### Data supplied

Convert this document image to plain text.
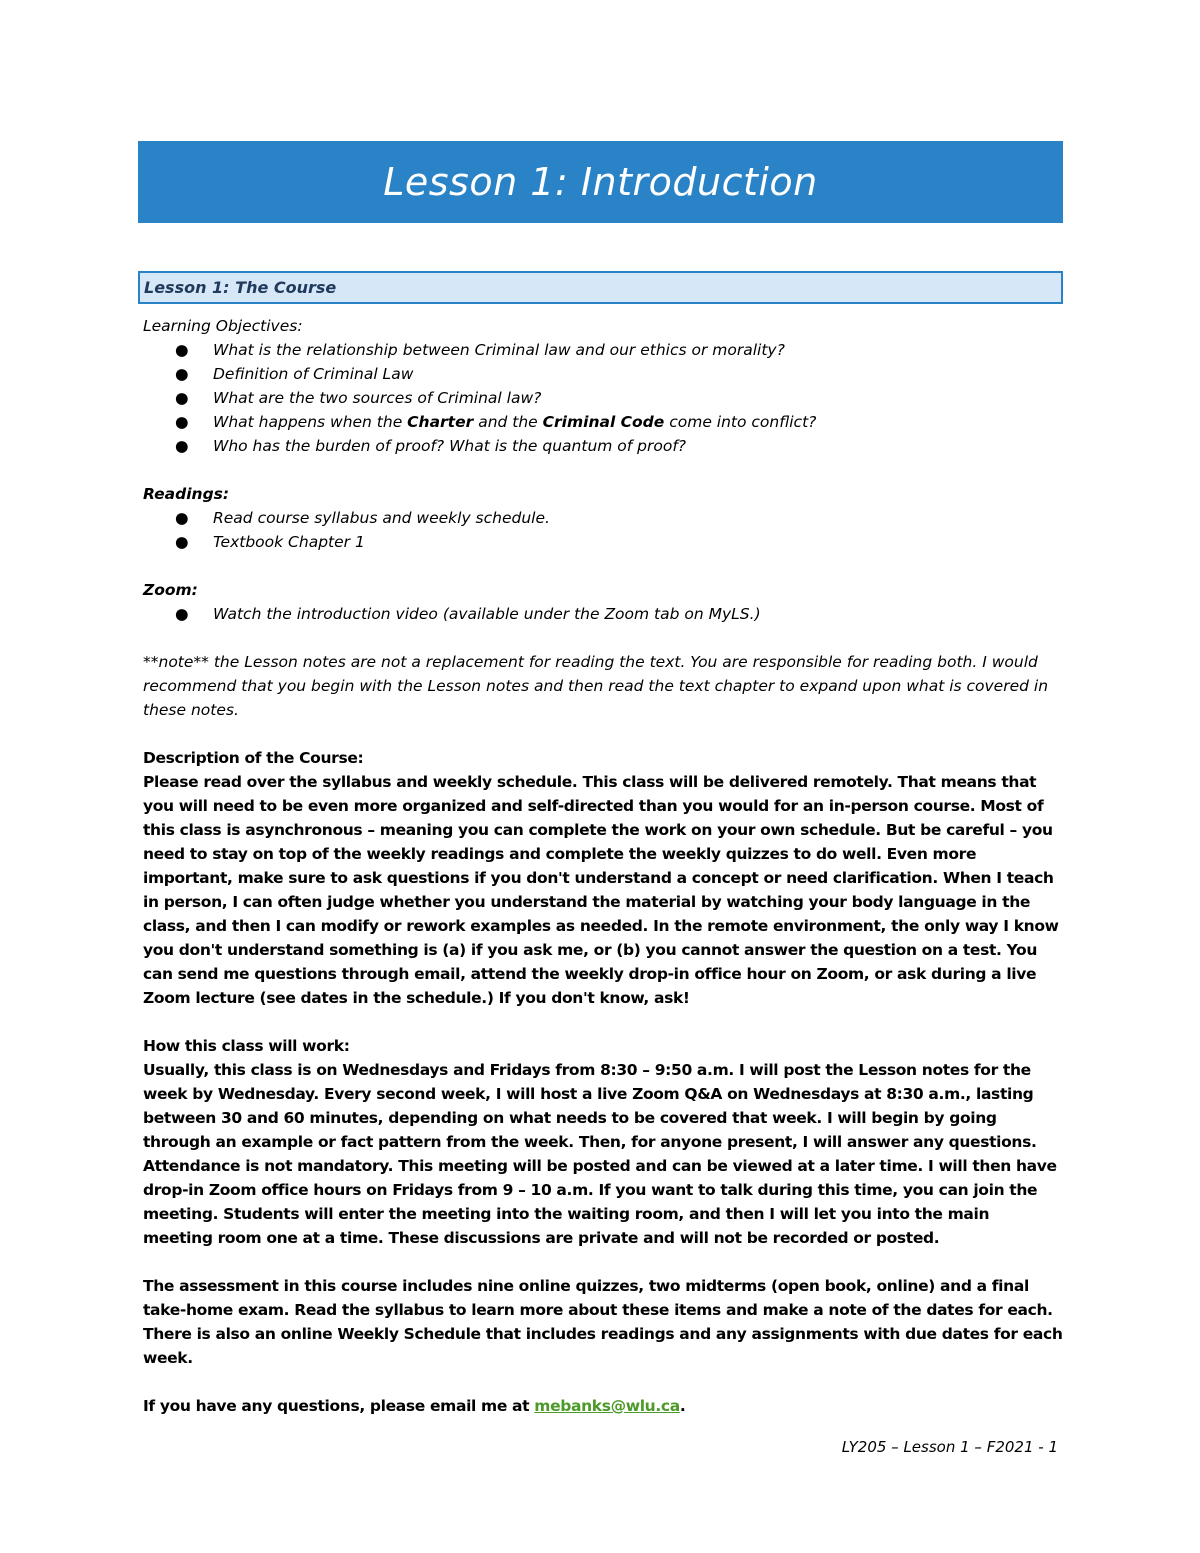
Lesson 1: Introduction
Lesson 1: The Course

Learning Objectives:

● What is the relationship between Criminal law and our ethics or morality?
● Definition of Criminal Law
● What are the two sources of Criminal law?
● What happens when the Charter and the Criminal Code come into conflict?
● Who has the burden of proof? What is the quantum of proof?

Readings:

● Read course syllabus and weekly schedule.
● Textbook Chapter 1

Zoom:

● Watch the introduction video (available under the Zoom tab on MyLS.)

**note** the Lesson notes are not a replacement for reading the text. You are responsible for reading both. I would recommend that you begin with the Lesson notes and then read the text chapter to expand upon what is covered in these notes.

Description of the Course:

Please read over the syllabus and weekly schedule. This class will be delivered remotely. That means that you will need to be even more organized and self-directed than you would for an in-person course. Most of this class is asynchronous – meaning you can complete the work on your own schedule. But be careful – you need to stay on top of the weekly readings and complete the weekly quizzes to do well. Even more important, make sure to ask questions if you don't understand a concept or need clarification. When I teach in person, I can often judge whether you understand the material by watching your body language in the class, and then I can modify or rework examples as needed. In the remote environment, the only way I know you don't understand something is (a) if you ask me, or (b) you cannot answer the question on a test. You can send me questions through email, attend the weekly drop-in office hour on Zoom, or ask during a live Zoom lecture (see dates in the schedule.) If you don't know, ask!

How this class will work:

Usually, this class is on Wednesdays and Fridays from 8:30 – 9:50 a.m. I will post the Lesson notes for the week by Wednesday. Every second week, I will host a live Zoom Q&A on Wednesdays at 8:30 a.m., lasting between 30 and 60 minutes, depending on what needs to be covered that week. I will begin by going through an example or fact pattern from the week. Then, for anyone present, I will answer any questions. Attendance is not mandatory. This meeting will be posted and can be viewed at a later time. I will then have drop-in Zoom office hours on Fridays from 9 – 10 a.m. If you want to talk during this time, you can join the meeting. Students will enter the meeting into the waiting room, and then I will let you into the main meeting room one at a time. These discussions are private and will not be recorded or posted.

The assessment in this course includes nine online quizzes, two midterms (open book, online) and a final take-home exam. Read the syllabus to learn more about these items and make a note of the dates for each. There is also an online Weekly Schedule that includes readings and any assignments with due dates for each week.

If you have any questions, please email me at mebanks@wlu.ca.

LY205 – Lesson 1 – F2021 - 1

### Description of the task
All of the records need repeating exactly, except for the pictures.

### Response to this task
Convert this document image to plain text.
Lesson 1: Introduction
Lesson 1: The Course

Learning Objectives:

● What is the relationship between Criminal law and our ethics or morality?
● Definition of Criminal Law
● What are the two sources of Criminal law?
● What happens when the Charter and the Criminal Code come into conflict?
● Who has the burden of proof? What is the quantum of proof?

Readings:

● Read course syllabus and weekly schedule.
● Textbook Chapter 1

Zoom:

● Watch the introduction video (available under the Zoom tab on MyLS.)

**note** the Lesson notes are not a replacement for reading the text. You are responsible for reading both. I would recommend that you begin with the Lesson notes and then read the text chapter to expand upon what is covered in these notes.

Description of the Course:

Please read over the syllabus and weekly schedule. This class will be delivered remotely. That means that you will need to be even more organized and self-directed than you would for an in-person course. Most of this class is asynchronous – meaning you can complete the work on your own schedule. But be careful – you need to stay on top of the weekly readings and complete the weekly quizzes to do well. Even more important, make sure to ask questions if you don't understand a concept or need clarification. When I teach in person, I can often judge whether you understand the material by watching your body language in the class, and then I can modify or rework examples as needed. In the remote environment, the only way I know you don't understand something is (a) if you ask me, or (b) you cannot answer the question on a test. You can send me questions through email, attend the weekly drop-in office hour on Zoom, or ask during a live Zoom lecture (see dates in the schedule.) If you don't know, ask!

How this class will work:

Usually, this class is on Wednesdays and Fridays from 8:30 – 9:50 a.m. I will post the Lesson notes for the week by Wednesday. Every second week, I will host a live Zoom Q&A on Wednesdays at 8:30 a.m., lasting between 30 and 60 minutes, depending on what needs to be covered that week. I will begin by going through an example or fact pattern from the week. Then, for anyone present, I will answer any questions. Attendance is not mandatory. This meeting will be posted and can be viewed at a later time. I will then have drop-in Zoom office hours on Fridays from 9 – 10 a.m. If you want to talk during this time, you can join the meeting. Students will enter the meeting into the waiting room, and then I will let you into the main meeting room one at a time. These discussions are private and will not be recorded or posted.

The assessment in this course includes nine online quizzes, two midterms (open book, online) and a final take-home exam. Read the syllabus to learn more about these items and make a note of the dates for each. There is also an online Weekly Schedule that includes readings and any assignments with due dates for each week.

If you have any questions, please email me at mebanks@wlu.ca.

LY205 – Lesson 1 – F2021 - 1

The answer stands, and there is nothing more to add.